DO THIS — Reproduce all of the material word for word.

# START OF STORED ROWS

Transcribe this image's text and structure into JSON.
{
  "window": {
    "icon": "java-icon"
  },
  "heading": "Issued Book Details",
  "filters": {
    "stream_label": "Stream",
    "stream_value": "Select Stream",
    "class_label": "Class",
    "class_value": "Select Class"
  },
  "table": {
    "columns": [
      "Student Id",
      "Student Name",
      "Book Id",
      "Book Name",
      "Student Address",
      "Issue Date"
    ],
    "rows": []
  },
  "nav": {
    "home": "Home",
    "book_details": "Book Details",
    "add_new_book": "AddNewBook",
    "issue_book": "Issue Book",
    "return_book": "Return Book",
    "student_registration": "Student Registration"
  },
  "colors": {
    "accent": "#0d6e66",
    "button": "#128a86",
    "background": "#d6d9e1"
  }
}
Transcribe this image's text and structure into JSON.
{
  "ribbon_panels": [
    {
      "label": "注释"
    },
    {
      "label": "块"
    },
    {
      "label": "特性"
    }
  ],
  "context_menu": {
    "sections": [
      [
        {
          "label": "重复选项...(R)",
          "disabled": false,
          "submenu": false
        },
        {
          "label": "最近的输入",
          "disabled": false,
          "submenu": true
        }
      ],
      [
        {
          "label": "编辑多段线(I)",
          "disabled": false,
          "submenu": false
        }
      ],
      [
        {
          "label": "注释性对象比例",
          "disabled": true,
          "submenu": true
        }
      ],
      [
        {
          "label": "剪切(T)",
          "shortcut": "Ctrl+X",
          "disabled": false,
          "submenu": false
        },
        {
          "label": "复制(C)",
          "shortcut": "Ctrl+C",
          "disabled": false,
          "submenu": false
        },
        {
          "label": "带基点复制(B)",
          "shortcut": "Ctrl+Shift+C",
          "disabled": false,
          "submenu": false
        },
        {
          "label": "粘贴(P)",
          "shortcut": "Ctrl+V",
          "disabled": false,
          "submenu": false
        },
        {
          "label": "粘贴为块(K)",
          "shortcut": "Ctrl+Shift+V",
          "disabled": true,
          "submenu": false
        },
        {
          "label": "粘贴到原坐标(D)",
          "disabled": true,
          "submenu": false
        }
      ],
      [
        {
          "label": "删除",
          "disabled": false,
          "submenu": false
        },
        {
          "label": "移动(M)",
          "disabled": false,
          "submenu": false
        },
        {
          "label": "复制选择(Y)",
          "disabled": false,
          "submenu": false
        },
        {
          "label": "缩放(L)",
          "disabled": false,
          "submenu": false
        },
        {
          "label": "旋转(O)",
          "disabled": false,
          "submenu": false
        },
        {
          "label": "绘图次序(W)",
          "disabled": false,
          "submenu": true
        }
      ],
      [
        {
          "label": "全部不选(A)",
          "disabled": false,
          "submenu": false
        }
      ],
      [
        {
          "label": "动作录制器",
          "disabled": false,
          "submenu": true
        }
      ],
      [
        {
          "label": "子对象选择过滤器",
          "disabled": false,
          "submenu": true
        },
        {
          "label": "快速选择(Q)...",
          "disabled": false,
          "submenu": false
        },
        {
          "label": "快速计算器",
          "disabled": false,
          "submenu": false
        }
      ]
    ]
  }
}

# END OF STORED ROWS

THE RESULT —
Transcribe this image's text and structure into JSON.
{
  "window": {
    "icon": "java-icon"
  },
  "heading": "Issued Book Details",
  "filters": {
    "stream_label": "Stream",
    "stream_value": "Select Stream",
    "class_label": "Class",
    "class_value": "Select Class"
  },
  "table": {
    "columns": [
      "Student Id",
      "Student Name",
      "Book Id",
      "Book Name",
      "Student Address",
      "Issue Date"
    ],
    "rows": []
  },
  "nav": {
    "home": "Home",
    "book_details": "Book Details",
    "add_new_book": "AddNewBook",
    "issue_book": "Issue Book",
    "return_book": "Return Book",
    "student_registration": "Student Registration"
  },
  "colors": {
    "accent": "#0d6e66",
    "button": "#128a86",
    "background": "#d6d9e1"
  }
}
Transcribe this image's text and structure into JSON.
{
  "ribbon_panels": [
    {
      "label": "注释"
    },
    {
      "label": "块"
    },
    {
      "label": "特性"
    }
  ],
  "context_menu": {
    "sections": [
      [
        {
          "label": "重复选项...(R)",
          "disabled": false,
          "submenu": false
        },
        {
          "label": "最近的输入",
          "disabled": false,
          "submenu": true
        }
      ],
      [
        {
          "label": "编辑多段线(I)",
          "disabled": false,
          "submenu": false
        }
      ],
      [
        {
          "label": "注释性对象比例",
          "disabled": true,
          "submenu": true
        }
      ],
      [
        {
          "label": "剪切(T)",
          "shortcut": "Ctrl+X",
          "disabled": false,
          "submenu": false
        },
        {
          "label": "复制(C)",
          "shortcut": "Ctrl+C",
          "disabled": false,
          "submenu": false
        },
        {
          "label": "带基点复制(B)",
          "shortcut": "Ctrl+Shift+C",
          "disabled": false,
          "submenu": false
        },
        {
          "label": "粘贴(P)",
          "shortcut": "Ctrl+V",
          "disabled": false,
          "submenu": false
        },
        {
          "label": "粘贴为块(K)",
          "shortcut": "Ctrl+Shift+V",
          "disabled": true,
          "submenu": false
        },
        {
          "label": "粘贴到原坐标(D)",
          "disabled": true,
          "submenu": false
        }
      ],
      [
        {
          "label": "删除",
          "disabled": false,
          "submenu": false
        },
        {
          "label": "移动(M)",
          "disabled": false,
          "submenu": false
        },
        {
          "label": "复制选择(Y)",
          "disabled": false,
          "submenu": false
        },
        {
          "label": "缩放(L)",
          "disabled": false,
          "submenu": false
        },
        {
          "label": "旋转(O)",
          "disabled": false,
          "submenu": false
        },
        {
          "label": "绘图次序(W)",
          "disabled": false,
          "submenu": true
        }
      ],
      [
        {
          "label": "全部不选(A)",
          "disabled": false,
          "submenu": false
        }
      ],
      [
        {
          "label": "动作录制器",
          "disabled": false,
          "submenu": true
        }
      ],
      [
        {
          "label": "子对象选择过滤器",
          "disabled": false,
          "submenu": true
        },
        {
          "label": "快速选择(Q)...",
          "disabled": false,
          "submenu": false
        },
        {
          "label": "快速计算器",
          "disabled": false,
          "submenu": false
        }
      ]
    ]
  }
}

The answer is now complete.